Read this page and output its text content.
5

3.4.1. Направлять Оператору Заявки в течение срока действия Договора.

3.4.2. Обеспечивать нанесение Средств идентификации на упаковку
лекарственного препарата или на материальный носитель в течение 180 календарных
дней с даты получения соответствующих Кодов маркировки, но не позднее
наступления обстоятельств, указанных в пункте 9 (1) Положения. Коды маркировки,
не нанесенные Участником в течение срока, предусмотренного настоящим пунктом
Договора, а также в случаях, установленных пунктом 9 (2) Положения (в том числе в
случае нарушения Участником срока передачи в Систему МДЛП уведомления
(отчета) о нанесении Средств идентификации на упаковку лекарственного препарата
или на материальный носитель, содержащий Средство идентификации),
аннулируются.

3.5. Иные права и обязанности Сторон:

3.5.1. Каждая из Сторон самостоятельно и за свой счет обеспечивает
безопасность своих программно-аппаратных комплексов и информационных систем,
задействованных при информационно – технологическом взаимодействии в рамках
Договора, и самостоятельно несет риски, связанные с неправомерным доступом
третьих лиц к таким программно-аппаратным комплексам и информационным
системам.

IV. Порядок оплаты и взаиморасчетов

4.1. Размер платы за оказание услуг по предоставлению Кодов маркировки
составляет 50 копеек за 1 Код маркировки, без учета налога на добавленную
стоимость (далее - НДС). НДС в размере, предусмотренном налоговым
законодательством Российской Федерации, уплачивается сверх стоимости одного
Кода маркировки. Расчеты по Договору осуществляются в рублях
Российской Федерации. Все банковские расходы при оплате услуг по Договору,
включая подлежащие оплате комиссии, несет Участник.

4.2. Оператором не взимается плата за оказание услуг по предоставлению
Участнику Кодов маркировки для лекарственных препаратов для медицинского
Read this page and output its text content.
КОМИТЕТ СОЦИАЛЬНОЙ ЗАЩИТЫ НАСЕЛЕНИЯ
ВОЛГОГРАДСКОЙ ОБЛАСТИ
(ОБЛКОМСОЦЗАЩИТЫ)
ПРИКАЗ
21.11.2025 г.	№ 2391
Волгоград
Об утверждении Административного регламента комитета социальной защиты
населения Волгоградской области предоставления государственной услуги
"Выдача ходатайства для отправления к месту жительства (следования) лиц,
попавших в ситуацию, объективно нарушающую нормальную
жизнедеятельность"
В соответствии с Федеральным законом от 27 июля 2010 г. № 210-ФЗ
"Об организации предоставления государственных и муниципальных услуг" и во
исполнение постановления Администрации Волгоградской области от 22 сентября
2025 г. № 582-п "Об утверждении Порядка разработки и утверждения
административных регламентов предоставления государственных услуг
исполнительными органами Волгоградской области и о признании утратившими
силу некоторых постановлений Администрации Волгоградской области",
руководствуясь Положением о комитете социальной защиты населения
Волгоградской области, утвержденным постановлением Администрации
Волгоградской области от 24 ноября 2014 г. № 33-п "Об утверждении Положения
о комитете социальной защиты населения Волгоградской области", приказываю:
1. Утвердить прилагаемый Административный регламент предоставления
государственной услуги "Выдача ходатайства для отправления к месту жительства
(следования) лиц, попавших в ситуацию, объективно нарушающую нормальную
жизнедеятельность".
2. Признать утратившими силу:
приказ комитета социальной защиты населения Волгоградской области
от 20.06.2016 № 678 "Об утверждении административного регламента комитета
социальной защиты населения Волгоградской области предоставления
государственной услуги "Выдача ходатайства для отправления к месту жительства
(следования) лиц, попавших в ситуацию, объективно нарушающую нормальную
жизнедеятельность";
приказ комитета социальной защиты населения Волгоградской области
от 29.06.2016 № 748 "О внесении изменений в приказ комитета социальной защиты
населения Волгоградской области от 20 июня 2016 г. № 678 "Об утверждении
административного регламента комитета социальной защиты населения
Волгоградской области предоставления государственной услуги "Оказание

▶ _Work instructions_
Please restate the data word for word, every record included.

▶ _Output of the task_
Read this page and output its text content.
5

3.4.1. Направлять Оператору Заявки в течение срока действия Договора.

3.4.2. Обеспечивать нанесение Средств идентификации на упаковку
лекарственного препарата или на материальный носитель в течение 180 календарных
дней с даты получения соответствующих Кодов маркировки, но не позднее
наступления обстоятельств, указанных в пункте 9 (1) Положения. Коды маркировки,
не нанесенные Участником в течение срока, предусмотренного настоящим пунктом
Договора, а также в случаях, установленных пунктом 9 (2) Положения (в том числе в
случае нарушения Участником срока передачи в Систему МДЛП уведомления
(отчета) о нанесении Средств идентификации на упаковку лекарственного препарата
или на материальный носитель, содержащий Средство идентификации),
аннулируются.

3.5. Иные права и обязанности Сторон:

3.5.1. Каждая из Сторон самостоятельно и за свой счет обеспечивает
безопасность своих программно-аппаратных комплексов и информационных систем,
задействованных при информационно – технологическом взаимодействии в рамках
Договора, и самостоятельно несет риски, связанные с неправомерным доступом
третьих лиц к таким программно-аппаратным комплексам и информационным
системам.

IV. Порядок оплаты и взаиморасчетов

4.1. Размер платы за оказание услуг по предоставлению Кодов маркировки
составляет 50 копеек за 1 Код маркировки, без учета налога на добавленную
стоимость (далее - НДС). НДС в размере, предусмотренном налоговым
законодательством Российской Федерации, уплачивается сверх стоимости одного
Кода маркировки. Расчеты по Договору осуществляются в рублях
Российской Федерации. Все банковские расходы при оплате услуг по Договору,
включая подлежащие оплате комиссии, несет Участник.

4.2. Оператором не взимается плата за оказание услуг по предоставлению
Участнику Кодов маркировки для лекарственных препаратов для медицинского
Read this page and output its text content.
КОМИТЕТ СОЦИАЛЬНОЙ ЗАЩИТЫ НАСЕЛЕНИЯ
ВОЛГОГРАДСКОЙ ОБЛАСТИ
(ОБЛКОМСОЦЗАЩИТЫ)
ПРИКАЗ
21.11.2025 г.	№ 2391
Волгоград
Об утверждении Административного регламента комитета социальной защиты
населения Волгоградской области предоставления государственной услуги
"Выдача ходатайства для отправления к месту жительства (следования) лиц,
попавших в ситуацию, объективно нарушающую нормальную
жизнедеятельность"
В соответствии с Федеральным законом от 27 июля 2010 г. № 210-ФЗ
"Об организации предоставления государственных и муниципальных услуг" и во
исполнение постановления Администрации Волгоградской области от 22 сентября
2025 г. № 582-п "Об утверждении Порядка разработки и утверждения
административных регламентов предоставления государственных услуг
исполнительными органами Волгоградской области и о признании утратившими
силу некоторых постановлений Администрации Волгоградской области",
руководствуясь Положением о комитете социальной защиты населения
Волгоградской области, утвержденным постановлением Администрации
Волгоградской области от 24 ноября 2014 г. № 33-п "Об утверждении Положения
о комитете социальной защиты населения Волгоградской области", приказываю:
1. Утвердить прилагаемый Административный регламент предоставления
государственной услуги "Выдача ходатайства для отправления к месту жительства
(следования) лиц, попавших в ситуацию, объективно нарушающую нормальную
жизнедеятельность".
2. Признать утратившими силу:
приказ комитета социальной защиты населения Волгоградской области
от 20.06.2016 № 678 "Об утверждении административного регламента комитета
социальной защиты населения Волгоградской области предоставления
государственной услуги "Выдача ходатайства для отправления к месту жительства
(следования) лиц, попавших в ситуацию, объективно нарушающую нормальную
жизнедеятельность";
приказ комитета социальной защиты населения Волгоградской области
от 29.06.2016 № 748 "О внесении изменений в приказ комитета социальной защиты
населения Волгоградской области от 20 июня 2016 г. № 678 "Об утверждении
административного регламента комитета социальной защиты населения
Волгоградской области предоставления государственной услуги "Оказание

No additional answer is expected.